TASK DESCRIPTION
Find the line that contains "OCR this image.". Then set down that line and all the lines after it, to the end of the records, exactly and with nothing added.
* START RECORDS TO PROCESS *
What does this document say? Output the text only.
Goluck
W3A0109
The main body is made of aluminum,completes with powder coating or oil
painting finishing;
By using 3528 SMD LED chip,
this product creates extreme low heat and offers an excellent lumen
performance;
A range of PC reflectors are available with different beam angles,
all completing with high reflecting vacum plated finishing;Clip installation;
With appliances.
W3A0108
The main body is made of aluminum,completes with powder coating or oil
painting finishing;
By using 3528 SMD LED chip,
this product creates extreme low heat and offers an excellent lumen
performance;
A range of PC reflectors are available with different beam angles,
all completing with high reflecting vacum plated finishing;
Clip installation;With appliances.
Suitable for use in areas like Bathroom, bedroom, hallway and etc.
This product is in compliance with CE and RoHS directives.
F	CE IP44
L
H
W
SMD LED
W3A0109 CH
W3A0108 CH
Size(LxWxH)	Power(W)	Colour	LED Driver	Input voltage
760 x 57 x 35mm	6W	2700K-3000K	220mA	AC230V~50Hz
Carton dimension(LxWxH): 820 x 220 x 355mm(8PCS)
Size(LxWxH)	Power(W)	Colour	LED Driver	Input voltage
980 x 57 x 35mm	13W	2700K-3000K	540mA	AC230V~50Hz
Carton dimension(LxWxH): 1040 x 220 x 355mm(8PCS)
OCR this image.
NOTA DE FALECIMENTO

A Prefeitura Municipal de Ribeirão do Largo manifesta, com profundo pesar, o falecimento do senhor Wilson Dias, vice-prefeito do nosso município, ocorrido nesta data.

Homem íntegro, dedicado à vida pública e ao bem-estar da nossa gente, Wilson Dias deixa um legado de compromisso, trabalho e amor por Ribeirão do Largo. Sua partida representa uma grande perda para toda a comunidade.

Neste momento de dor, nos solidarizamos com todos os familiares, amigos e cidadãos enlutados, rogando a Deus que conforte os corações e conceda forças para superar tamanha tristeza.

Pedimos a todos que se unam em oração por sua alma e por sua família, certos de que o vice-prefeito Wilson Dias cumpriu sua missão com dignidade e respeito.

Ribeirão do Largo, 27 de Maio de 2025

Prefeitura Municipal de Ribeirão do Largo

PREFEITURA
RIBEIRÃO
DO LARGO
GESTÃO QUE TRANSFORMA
* END RECORDS TO PROCESS *
TASK RESPONSE
OCR this image.
NOTA DE FALECIMENTO

A Prefeitura Municipal de Ribeirão do Largo manifesta, com profundo pesar, o falecimento do senhor Wilson Dias, vice-prefeito do nosso município, ocorrido nesta data.

Homem íntegro, dedicado à vida pública e ao bem-estar da nossa gente, Wilson Dias deixa um legado de compromisso, trabalho e amor por Ribeirão do Largo. Sua partida representa uma grande perda para toda a comunidade.

Neste momento de dor, nos solidarizamos com todos os familiares, amigos e cidadãos enlutados, rogando a Deus que conforte os corações e conceda forças para superar tamanha tristeza.

Pedimos a todos que se unam em oração por sua alma e por sua família, certos de que o vice-prefeito Wilson Dias cumpriu sua missão com dignidade e respeito.

Ribeirão do Largo, 27 de Maio de 2025

Prefeitura Municipal de Ribeirão do Largo

PREFEITURA
RIBEIRÃO
DO LARGO
GESTÃO QUE TRANSFORMA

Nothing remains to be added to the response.